"""

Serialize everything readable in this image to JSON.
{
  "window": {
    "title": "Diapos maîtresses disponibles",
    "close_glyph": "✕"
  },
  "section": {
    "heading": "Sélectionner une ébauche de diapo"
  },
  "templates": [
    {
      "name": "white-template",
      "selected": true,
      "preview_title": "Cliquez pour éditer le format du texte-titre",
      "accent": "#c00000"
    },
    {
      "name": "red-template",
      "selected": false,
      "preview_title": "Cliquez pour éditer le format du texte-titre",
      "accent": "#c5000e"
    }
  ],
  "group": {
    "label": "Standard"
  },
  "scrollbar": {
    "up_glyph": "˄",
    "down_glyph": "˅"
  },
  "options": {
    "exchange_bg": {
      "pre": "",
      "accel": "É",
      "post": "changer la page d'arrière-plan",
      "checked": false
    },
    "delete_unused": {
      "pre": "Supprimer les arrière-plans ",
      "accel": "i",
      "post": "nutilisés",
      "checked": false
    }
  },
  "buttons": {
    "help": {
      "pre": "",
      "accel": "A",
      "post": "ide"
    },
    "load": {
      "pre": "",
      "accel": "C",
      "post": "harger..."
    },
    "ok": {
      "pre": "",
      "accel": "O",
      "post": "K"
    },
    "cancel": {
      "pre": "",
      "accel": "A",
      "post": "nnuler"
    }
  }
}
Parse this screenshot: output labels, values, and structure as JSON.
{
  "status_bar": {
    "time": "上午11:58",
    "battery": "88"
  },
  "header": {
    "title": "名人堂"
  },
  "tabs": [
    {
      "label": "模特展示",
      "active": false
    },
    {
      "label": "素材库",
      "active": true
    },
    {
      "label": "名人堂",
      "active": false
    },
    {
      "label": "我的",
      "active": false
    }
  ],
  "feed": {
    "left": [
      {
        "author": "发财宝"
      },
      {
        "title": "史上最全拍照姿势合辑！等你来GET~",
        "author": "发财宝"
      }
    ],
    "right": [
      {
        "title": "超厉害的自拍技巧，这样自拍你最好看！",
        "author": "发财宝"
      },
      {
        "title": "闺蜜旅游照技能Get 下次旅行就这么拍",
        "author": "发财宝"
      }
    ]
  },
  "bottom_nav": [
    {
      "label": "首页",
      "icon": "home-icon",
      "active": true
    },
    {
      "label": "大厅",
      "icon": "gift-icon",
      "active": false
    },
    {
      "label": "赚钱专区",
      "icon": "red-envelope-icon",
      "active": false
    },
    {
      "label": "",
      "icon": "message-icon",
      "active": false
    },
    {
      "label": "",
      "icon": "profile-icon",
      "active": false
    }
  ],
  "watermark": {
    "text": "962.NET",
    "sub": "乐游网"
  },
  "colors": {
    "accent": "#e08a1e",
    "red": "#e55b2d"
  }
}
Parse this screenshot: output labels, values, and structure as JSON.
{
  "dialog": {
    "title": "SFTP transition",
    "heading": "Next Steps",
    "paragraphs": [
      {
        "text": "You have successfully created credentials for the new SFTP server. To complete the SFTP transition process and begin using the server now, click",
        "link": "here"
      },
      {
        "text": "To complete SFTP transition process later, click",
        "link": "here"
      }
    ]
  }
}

"""

▶ WHAT YOU HAVE TO DO: Your task is to print the whole listing again exactly.

▶ THE RESULT:
Serialize everything readable in this image to JSON.
{
  "window": {
    "title": "Diapos maîtresses disponibles",
    "close_glyph": "✕"
  },
  "section": {
    "heading": "Sélectionner une ébauche de diapo"
  },
  "templates": [
    {
      "name": "white-template",
      "selected": true,
      "preview_title": "Cliquez pour éditer le format du texte-titre",
      "accent": "#c00000"
    },
    {
      "name": "red-template",
      "selected": false,
      "preview_title": "Cliquez pour éditer le format du texte-titre",
      "accent": "#c5000e"
    }
  ],
  "group": {
    "label": "Standard"
  },
  "scrollbar": {
    "up_glyph": "˄",
    "down_glyph": "˅"
  },
  "options": {
    "exchange_bg": {
      "pre": "",
      "accel": "É",
      "post": "changer la page d'arrière-plan",
      "checked": false
    },
    "delete_unused": {
      "pre": "Supprimer les arrière-plans ",
      "accel": "i",
      "post": "nutilisés",
      "checked": false
    }
  },
  "buttons": {
    "help": {
      "pre": "",
      "accel": "A",
      "post": "ide"
    },
    "load": {
      "pre": "",
      "accel": "C",
      "post": "harger..."
    },
    "ok": {
      "pre": "",
      "accel": "O",
      "post": "K"
    },
    "cancel": {
      "pre": "",
      "accel": "A",
      "post": "nnuler"
    }
  }
}
Parse this screenshot: output labels, values, and structure as JSON.
{
  "status_bar": {
    "time": "上午11:58",
    "battery": "88"
  },
  "header": {
    "title": "名人堂"
  },
  "tabs": [
    {
      "label": "模特展示",
      "active": false
    },
    {
      "label": "素材库",
      "active": true
    },
    {
      "label": "名人堂",
      "active": false
    },
    {
      "label": "我的",
      "active": false
    }
  ],
  "feed": {
    "left": [
      {
        "author": "发财宝"
      },
      {
        "title": "史上最全拍照姿势合辑！等你来GET~",
        "author": "发财宝"
      }
    ],
    "right": [
      {
        "title": "超厉害的自拍技巧，这样自拍你最好看！",
        "author": "发财宝"
      },
      {
        "title": "闺蜜旅游照技能Get 下次旅行就这么拍",
        "author": "发财宝"
      }
    ]
  },
  "bottom_nav": [
    {
      "label": "首页",
      "icon": "home-icon",
      "active": true
    },
    {
      "label": "大厅",
      "icon": "gift-icon",
      "active": false
    },
    {
      "label": "赚钱专区",
      "icon": "red-envelope-icon",
      "active": false
    },
    {
      "label": "",
      "icon": "message-icon",
      "active": false
    },
    {
      "label": "",
      "icon": "profile-icon",
      "active": false
    }
  ],
  "watermark": {
    "text": "962.NET",
    "sub": "乐游网"
  },
  "colors": {
    "accent": "#e08a1e",
    "red": "#e55b2d"
  }
}
Parse this screenshot: output labels, values, and structure as JSON.
{
  "dialog": {
    "title": "SFTP transition",
    "heading": "Next Steps",
    "paragraphs": [
      {
        "text": "You have successfully created credentials for the new SFTP server. To complete the SFTP transition process and begin using the server now, click",
        "link": "here"
      },
      {
        "text": "To complete SFTP transition process later, click",
        "link": "here"
      }
    ]
  }
}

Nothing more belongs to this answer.